### [Passage shown]
==========

Neil Atkinson’s post-match review for The Anfield Wrap after PSG 2 Liverpool 0 in the 2025-2026 Champions League quarter-final in Paris…

 

TOOK the night to take it on board and contemplate. And where I am is:

– I don’t like it.

I can’t be bothered with a back three as a rule, can’t be bothered with a shape for a one off game. In fact when we are flying few things please me more than the opposition changing shape to something they rarely/never do.

I know teams win games and even competitions playing back threes. I also know footballers move around the pitch and approaches are more important than shapes but ultimately while I respect the work of centre-backs, I think you can have too many.

Last night was too many. And looked a bit ramshackle. Each does good things when the pressure was on. The tackle which is now defined by the overturned decision from Ibou Konate is effectively tie-saving. It’s simultaneously a remarkable piece of defending and begs a massive question – there are three of you: Why does Zaire-Emery have the room to pitch a four-man tent on the penalty spot?

But Konate got back in brilliantly and Liverpool survived.

And where I am is:

– Liverpool survived.

I can’t bear choosing to be second-best in a game. This isn’t in the “drag them down to our level” way. I like that. It involves dragging, clawing and then bettering. Just before it goes 2-0 the dragging feels possible. Paris St. Germain have become a little ragged but Liverpool lacked that final pull and instead PSG kept it and regained their poise before threading the ball.

==========

### [Raw records]
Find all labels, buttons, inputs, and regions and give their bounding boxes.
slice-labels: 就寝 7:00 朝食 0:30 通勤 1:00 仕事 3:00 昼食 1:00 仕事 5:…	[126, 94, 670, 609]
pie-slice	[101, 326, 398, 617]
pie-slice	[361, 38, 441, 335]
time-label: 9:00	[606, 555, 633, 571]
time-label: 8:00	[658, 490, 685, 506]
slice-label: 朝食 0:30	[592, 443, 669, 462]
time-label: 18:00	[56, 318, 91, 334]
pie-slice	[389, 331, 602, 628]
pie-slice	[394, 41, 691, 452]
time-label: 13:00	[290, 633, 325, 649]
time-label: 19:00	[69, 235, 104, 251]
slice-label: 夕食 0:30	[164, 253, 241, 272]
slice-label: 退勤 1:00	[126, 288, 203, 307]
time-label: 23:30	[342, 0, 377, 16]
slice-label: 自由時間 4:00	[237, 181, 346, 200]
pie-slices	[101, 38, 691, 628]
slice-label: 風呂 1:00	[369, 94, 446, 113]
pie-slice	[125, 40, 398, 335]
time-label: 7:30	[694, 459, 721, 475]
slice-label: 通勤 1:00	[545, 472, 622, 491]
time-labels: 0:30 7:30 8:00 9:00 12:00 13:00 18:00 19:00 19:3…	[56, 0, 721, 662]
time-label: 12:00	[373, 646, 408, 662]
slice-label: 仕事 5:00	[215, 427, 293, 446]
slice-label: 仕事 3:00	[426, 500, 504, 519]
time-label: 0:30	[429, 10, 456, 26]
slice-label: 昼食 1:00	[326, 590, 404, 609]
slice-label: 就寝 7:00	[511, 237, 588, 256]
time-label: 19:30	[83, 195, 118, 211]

==========

### [Directives]
(a) In the match review, whose tackle is called effectively tie-saving?
(b) Reproduce the part of the match review between "I can’t bear" and "threading the ball.", inclusive.

### [Answers to the exercises]
(a) Ibou Konate's

(b)
I can’t bear choosing to be second-best in a game. This isn’t in the “drag them down to our level” way. I like that. It involves dragging, clawing and then bettering. Just before it goes 2-0 the dragging feels possible. Paris St. Germain have become a little ragged but Liverpool lacked that final pull and instead PSG kept it and regained their poise before threading the ball.